* Start *

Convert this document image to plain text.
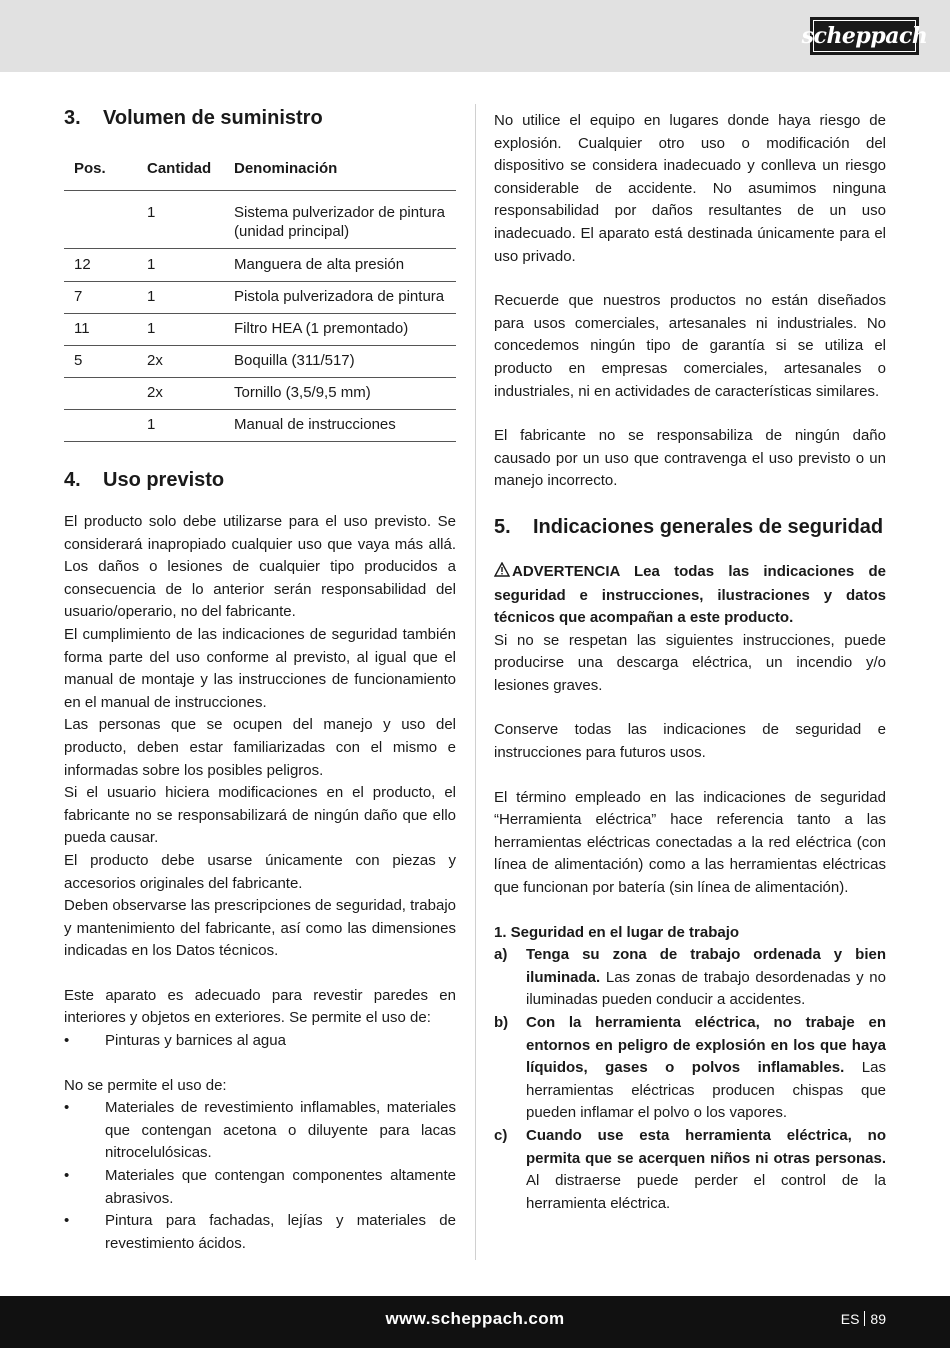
scheppach
3.	Volumen de suministro
Pos.	Cantidad	Denominación
	1	Sistema pulverizador de pintura (unidad principal)
12	1	Manguera de alta presión
7	1	Pistola pulverizadora de pintura
11	1	Filtro HEA (1 premontado)
5	2x	Boquilla (311/517)
	2x	Tornillo (3,5/9,5 mm)
	1	Manual de instrucciones
4.	Uso previsto

El producto solo debe utilizarse para el uso previsto. Se considerará inapropiado cualquier uso que vaya más allá. Los daños o lesiones de cualquier tipo producidos a consecuencia de lo anterior serán responsabilidad del usuario/operario, no del fabricante.

El cumplimiento de las indicaciones de seguridad también forma parte del uso conforme al previsto, al igual que el manual de montaje y las instrucciones de funcionamiento en el manual de instrucciones.

Las personas que se ocupen del manejo y uso del producto, deben estar familiarizadas con el mismo e informadas sobre los posibles peligros.

Si el usuario hiciera modificaciones en el producto, el fabricante no se responsabilizará de ningún daño que ello pueda causar.

El producto debe usarse únicamente con piezas y accesorios originales del fabricante.

Deben observarse las prescripciones de seguridad, trabajo y mantenimiento del fabricante, así como las dimensiones indicadas en los Datos técnicos.

Este aparato es adecuado para revestir paredes en interiores y objetos en exteriores. Se permite el uso de:

•	Pinturas y barnices al agua

No se permite el uso de:

•	Materiales de revestimiento inflamables, materiales que contengan acetona o diluyente para lacas nitrocelulósicas.
•	Materiales que contengan componentes altamente abrasivos.
•	Pintura para fachadas, lejías y materiales de revestimiento ácidos.

No utilice el equipo en lugares donde haya riesgo de explosión. Cualquier otro uso o modificación del dispositivo se considera inadecuado y conlleva un riesgo considerable de accidente. No asumimos ninguna responsabilidad por daños resultantes de un uso inadecuado. El aparato está destinada únicamente para el uso privado.

Recuerde que nuestros productos no están diseñados para usos comerciales, artesanales ni industriales. No concedemos ningún tipo de garantía si se utiliza el producto en empresas comerciales, artesanales o industriales, ni en actividades de características similares.

El fabricante no se responsabiliza de ningún daño causado por un uso que contravenga el uso previsto o un manejo incorrecto.

5.	Indicaciones generales de seguridad

ADVERTENCIA Lea todas las indicaciones de seguridad e instrucciones, ilustraciones y datos técnicos que acompañan a este producto.

Si no se respetan las siguientes instrucciones, puede producirse una descarga eléctrica, un incendio y/o lesiones graves.

Conserve todas las indicaciones de seguridad e instrucciones para futuros usos.

El término empleado en las indicaciones de seguridad “Herramienta eléctrica” hace referencia tanto a las herramientas eléctricas conectadas a la red eléctrica (con línea de alimentación) como a las herramientas eléctricas que funcionan por batería (sin línea de alimentación).

1. Seguridad en el lugar de trabajo

a)	Tenga su zona de trabajo ordenada y bien iluminada. Las zonas de trabajo desordenadas y no iluminadas pueden conducir a accidentes.
b)	Con la herramienta eléctrica, no trabaje en entornos en peligro de explosión en los que haya líquidos, gases o polvos inflamables. Las herramientas eléctricas producen chispas que pueden inflamar el polvo o los vapores.
c)	Cuando use esta herramienta eléctrica, no permita que se acerquen niños ni otras personas. Al distraerse puede perder el control de la herramienta eléctrica.
www.scheppach.com	ES 89
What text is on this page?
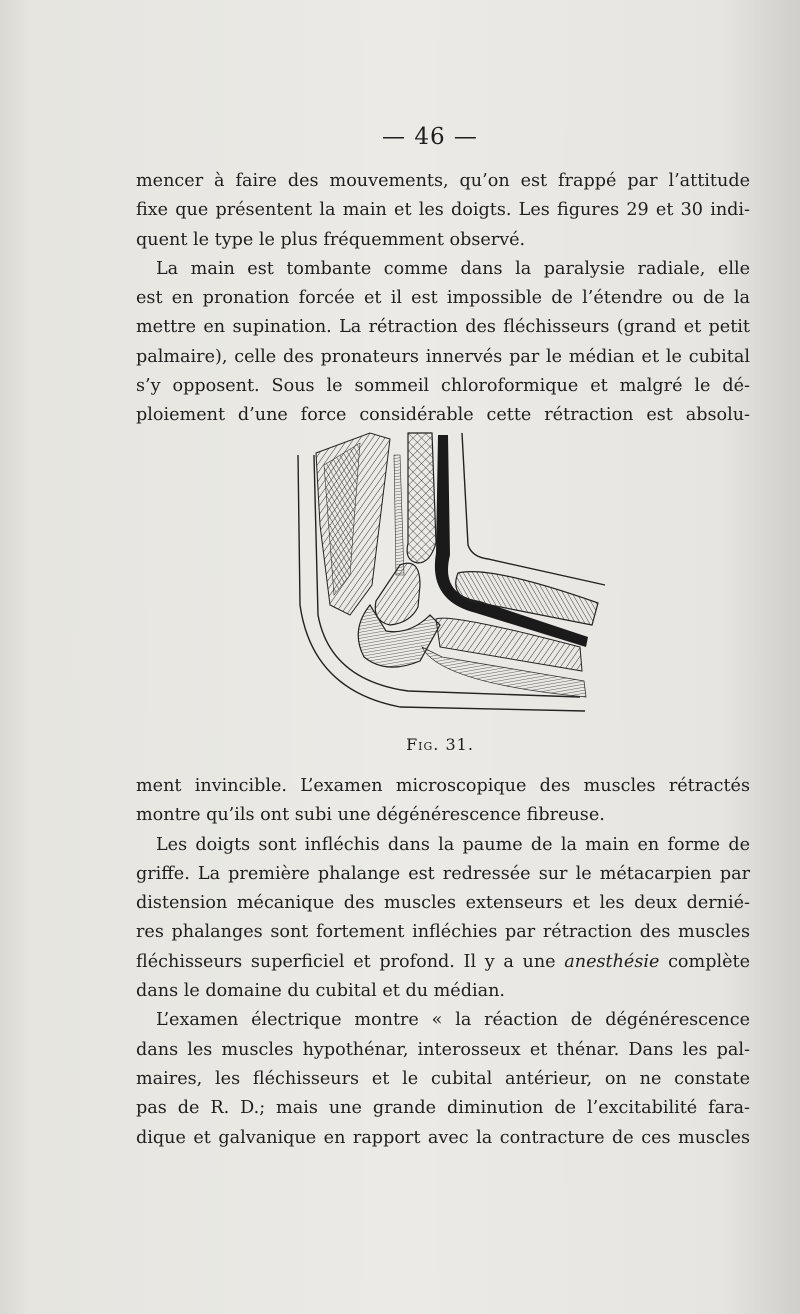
— 46 —

mencer à faire des mouvements, qu’on est frappé par l’attitude

fixe que présentent la main et les doigts. Les figures 29 et 30 indi-

quent le type le plus fréquemment observé.

La main est tombante comme dans la paralysie radiale, elle

est en pronation forcée et il est impossible de l’étendre ou de la

mettre en supination. La rétraction des fléchisseurs (grand et petit

palmaire), celle des pronateurs innervés par le médian et le cubital

s’y opposent. Sous le sommeil chloroformique et malgré le dé-

ploiement d’une force considérable cette rétraction est absolu-

Fig. 31.

ment invincible. L’examen microscopique des muscles rétractés

montre qu’ils ont subi une dégénérescence fibreuse.

Les doigts sont infléchis dans la paume de la main en forme de

griffe. La première phalange est redressée sur le métacarpien par

distension mécanique des muscles extenseurs et les deux dernié-

res phalanges sont fortement infléchies par rétraction des muscles

fléchisseurs superficiel et profond. Il y a une anesthésie complète

dans le domaine du cubital et du médian.

L’examen électrique montre « la réaction de dégénérescence

dans les muscles hypothénar, interosseux et thénar. Dans les pal-

maires, les fléchisseurs et le cubital antérieur, on ne constate

pas de R. D.; mais une grande diminution de l’excitabilité fara-

dique et galvanique en rapport avec la contracture de ces muscles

* End *

▸ **Written instruction**
Restate every record exactly, please; do not copy the pictures.

▸ **Full output**
Convert this document image to plain text.
scheppach
3.	Volumen de suministro
Pos.	Cantidad	Denominación
	1	Sistema pulverizador de pintura (unidad principal)
12	1	Manguera de alta presión
7	1	Pistola pulverizadora de pintura
11	1	Filtro HEA (1 premontado)
5	2x	Boquilla (311/517)
	2x	Tornillo (3,5/9,5 mm)
	1	Manual de instrucciones
4.	Uso previsto

El producto solo debe utilizarse para el uso previsto. Se considerará inapropiado cualquier uso que vaya más allá. Los daños o lesiones de cualquier tipo producidos a consecuencia de lo anterior serán responsabilidad del usuario/operario, no del fabricante.

El cumplimiento de las indicaciones de seguridad también forma parte del uso conforme al previsto, al igual que el manual de montaje y las instrucciones de funcionamiento en el manual de instrucciones.

Las personas que se ocupen del manejo y uso del producto, deben estar familiarizadas con el mismo e informadas sobre los posibles peligros.

Si el usuario hiciera modificaciones en el producto, el fabricante no se responsabilizará de ningún daño que ello pueda causar.

El producto debe usarse únicamente con piezas y accesorios originales del fabricante.

Deben observarse las prescripciones de seguridad, trabajo y mantenimiento del fabricante, así como las dimensiones indicadas en los Datos técnicos.

Este aparato es adecuado para revestir paredes en interiores y objetos en exteriores. Se permite el uso de:

•	Pinturas y barnices al agua

No se permite el uso de:

•	Materiales de revestimiento inflamables, materiales que contengan acetona o diluyente para lacas nitrocelulósicas.
•	Materiales que contengan componentes altamente abrasivos.
•	Pintura para fachadas, lejías y materiales de revestimiento ácidos.

No utilice el equipo en lugares donde haya riesgo de explosión. Cualquier otro uso o modificación del dispositivo se considera inadecuado y conlleva un riesgo considerable de accidente. No asumimos ninguna responsabilidad por daños resultantes de un uso inadecuado. El aparato está destinada únicamente para el uso privado.

Recuerde que nuestros productos no están diseñados para usos comerciales, artesanales ni industriales. No concedemos ningún tipo de garantía si se utiliza el producto en empresas comerciales, artesanales o industriales, ni en actividades de características similares.

El fabricante no se responsabiliza de ningún daño causado por un uso que contravenga el uso previsto o un manejo incorrecto.

5.	Indicaciones generales de seguridad

ADVERTENCIA Lea todas las indicaciones de seguridad e instrucciones, ilustraciones y datos técnicos que acompañan a este producto.

Si no se respetan las siguientes instrucciones, puede producirse una descarga eléctrica, un incendio y/o lesiones graves.

Conserve todas las indicaciones de seguridad e instrucciones para futuros usos.

El término empleado en las indicaciones de seguridad “Herramienta eléctrica” hace referencia tanto a las herramientas eléctricas conectadas a la red eléctrica (con línea de alimentación) como a las herramientas eléctricas que funcionan por batería (sin línea de alimentación).

1. Seguridad en el lugar de trabajo

a)	Tenga su zona de trabajo ordenada y bien iluminada. Las zonas de trabajo desordenadas y no iluminadas pueden conducir a accidentes.
b)	Con la herramienta eléctrica, no trabaje en entornos en peligro de explosión en los que haya líquidos, gases o polvos inflamables. Las herramientas eléctricas producen chispas que pueden inflamar el polvo o los vapores.
c)	Cuando use esta herramienta eléctrica, no permita que se acerquen niños ni otras personas. Al distraerse puede perder el control de la herramienta eléctrica.
www.scheppach.com	ES 89
What text is on this page?
— 46 —

mencer à faire des mouvements, qu’on est frappé par l’attitude

fixe que présentent la main et les doigts. Les figures 29 et 30 indi-

quent le type le plus fréquemment observé.

La main est tombante comme dans la paralysie radiale, elle

est en pronation forcée et il est impossible de l’étendre ou de la

mettre en supination. La rétraction des fléchisseurs (grand et petit

palmaire), celle des pronateurs innervés par le médian et le cubital

s’y opposent. Sous le sommeil chloroformique et malgré le dé-

ploiement d’une force considérable cette rétraction est absolu-

Fig. 31.

ment invincible. L’examen microscopique des muscles rétractés

montre qu’ils ont subi une dégénérescence fibreuse.

Les doigts sont infléchis dans la paume de la main en forme de

griffe. La première phalange est redressée sur le métacarpien par

distension mécanique des muscles extenseurs et les deux dernié-

res phalanges sont fortement infléchies par rétraction des muscles

fléchisseurs superficiel et profond. Il y a une anesthésie complète

dans le domaine du cubital et du médian.

L’examen électrique montre « la réaction de dégénérescence

dans les muscles hypothénar, interosseux et thénar. Dans les pal-

maires, les fléchisseurs et le cubital antérieur, on ne constate

pas de R. D.; mais une grande diminution de l’excitabilité fara-

dique et galvanique en rapport avec la contracture de ces muscles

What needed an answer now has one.